The controlled freewheel module 110 is connected in parallel across the discharge contactor 160 for regulating the precharge current in the precharge circuit. The controlled freewheel module 110 comprises an inductor 111 and a switching element for controlling the turning on or off of the controlled freewheel module 110 by its turning on or off.

In some embodiments, the switching elements include a first N-channel enhancement MOS transistor 112, a second N-channel enhancement MOS transistor 113, a third N-channel enhancement MOS transistor 114, and a fourth N-channel enhancement MOS transistor 115. Specifically, the D-pole pin of the first N-channel enhancement MOS transistor 112 is connected to the battery pack, the S-pole pin is connected to the inductor 111, and the G-pole pin is connected to the MCU controller 150. The D-pole pin of the second N-channel enhancement MOS transistor 113 is connected to the load capacitor in the load subsystem 170, the S-pole pin is connected to the inductor 111, and the G-pole pin is connected to the MCU controller 150. The D-pole pin of the third N-channel enhancement MOS transistor 114 is connected to the inductor 111, the S-pole pin is grounded, and the G-pole pin is connected to the MCU controller 150. The D-pole pin of the fourth N-channel enhancement MOS transistor 115 is connected to the inductor 111, the S-pole pin is grounded, and the G-pole pin is connected to the MCU controller 150.

It should be noted that, there is a diode between the S pole and the D pole of the N-channel enhancement type MOS transistor, and the S pole is connected to the positive pole of the diode, and the D pole is connected to the negative pole of the diode, so when the N-channel enhancement type MOS transistor is in the off state, current can also flow from the S pole to the D pole of the N-channel enhancement type MOS transistor.

In some embodiments, the current collection module 120 includes a current sensor 121, one end of the current sensor 121 is connected to the battery pack, and the other end is connected to the MCU controller 150. When the precharge circuit is turned on, the current sensor 121 may detect the precharge current in the precharge circuit in real time and output the real-time current value to the MCU controller.

The input voltage value acquisition module 130 is connected with the battery pack. In some embodiments, the input voltage value acquisition module 130 includes a first resistor 131, a second resistor 132, a third resistor 133, a first capacitor 134, and a second capacitor 135. Specifically, one end of the first resistor 131 is connected to the battery pack, and the other end is connected to the second resistor 132; the other end of the second resistor is grounded. One end of the third resistor 133 is connected to the other end of the first resistor 131, and the other end of the third resistor 133 is connected to the MCU controller 150. The first capacitor 134 is disposed between the circuits of the first resistor 131 and the third resistor 133, one end of the first capacitor 134 is connected to the other end of the first resistor 131, and the other end of the first capacitor 134 is grounded. The second capacitor 135 is disposed between the third resistor 133 and the circuit of the MCU controller 150, one end of the second capacitor 135 is connected to the other end of the third resistor 133, and the other end of the second capacitor 135 is grounded.

_SUPPLIED MATERIAL:_
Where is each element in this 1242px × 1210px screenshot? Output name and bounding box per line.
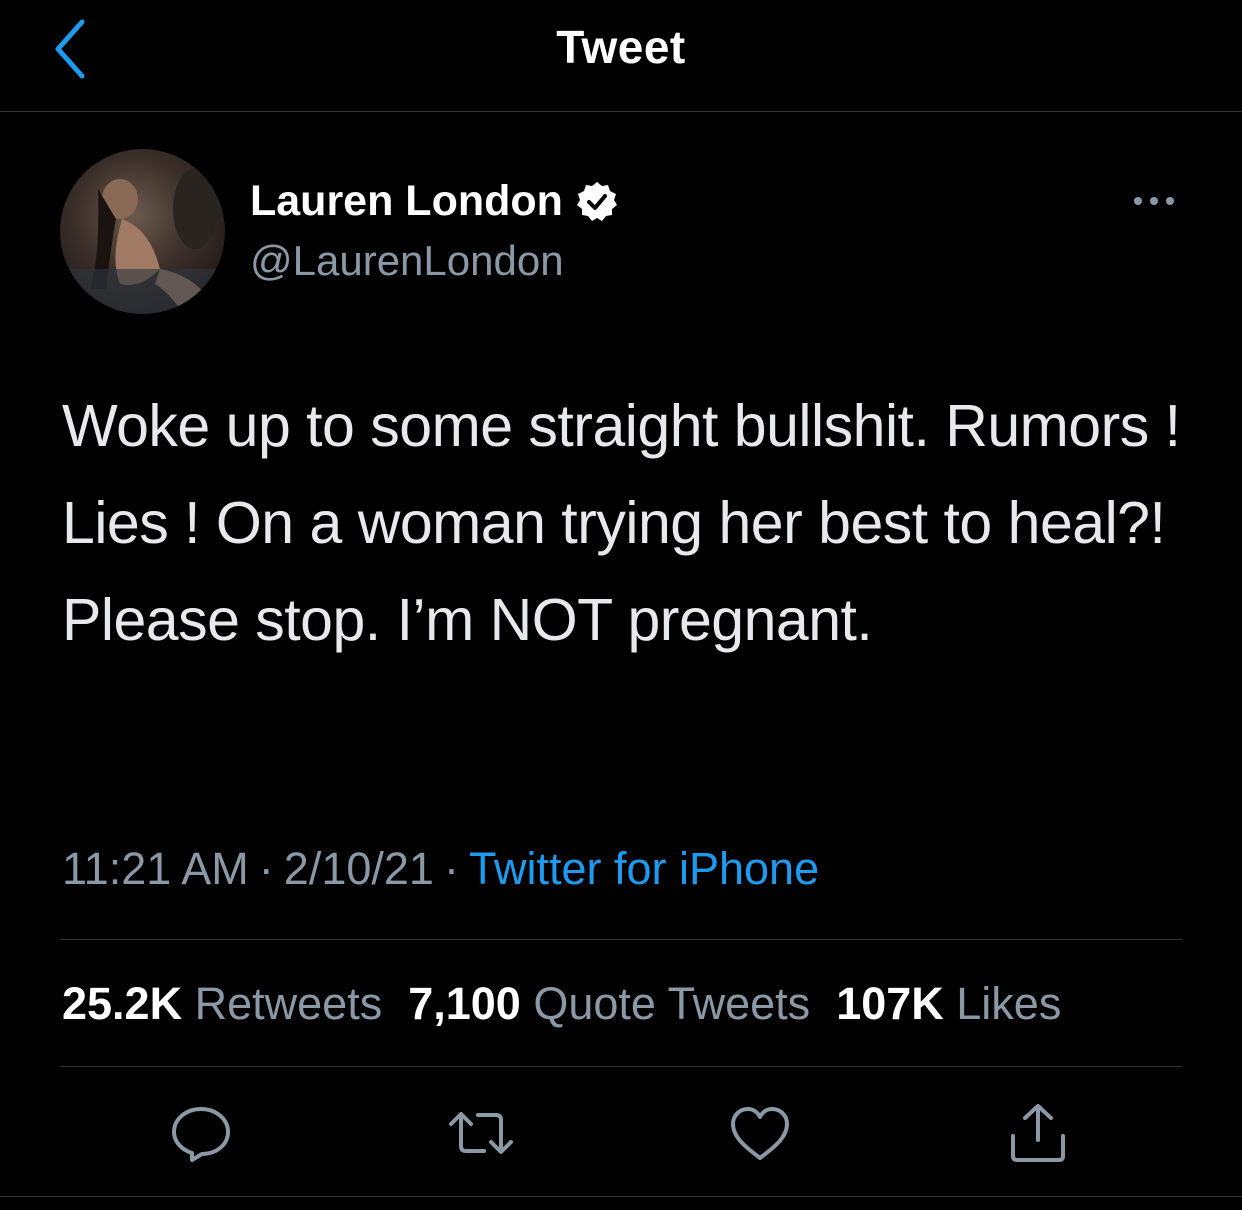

_LIST OF TASKS:_
1. In the precharge circuit description, what are the two ends of the current sensor 121 connected to?
2. Extend the precharge circuit description, picking up after its last sentence.

_PER-TASK ANSWERS:_
1. One end goes to the battery pack and the other to the MCU controller 150.

2.
The output voltage value acquisition module 140 is connected to a load capacitor 171 in the load subsystem 170. In some embodiments, the output voltage value acquisition module 140 includes a fourth resistor 141, a fifth resistor 142, a sixth resistor 143, a third capacitor 144, and a fourth capacitor 145. Specifically, one end of the fourth resistor 141 is connected to the load capacitor 171, and the other end is connected to the fifth resistor 142; the other end of the fifth resistor is grounded. One end of the sixth resistor 143 is connected to the other end of the fourth resistor 141, and the other end of the sixth resistor 143 is connected to the MCU controller 150. The third capacitor 144 is disposed between the circuits of the fourth resistor 141 and the sixth resistor 143, one end of the third capacitor 144 is connected to the other end of the fourth resistor 141, and the other end of the third capacitor 144 is grounded. The fourth capacitor 145 is disposed between the sixth resistor 143 and the circuit of the MCU controller 150, one end of the fourth capacitor 145 is connected to the other end of the sixth resistor 143, and the other end of the fourth capacitor 145 is grounded.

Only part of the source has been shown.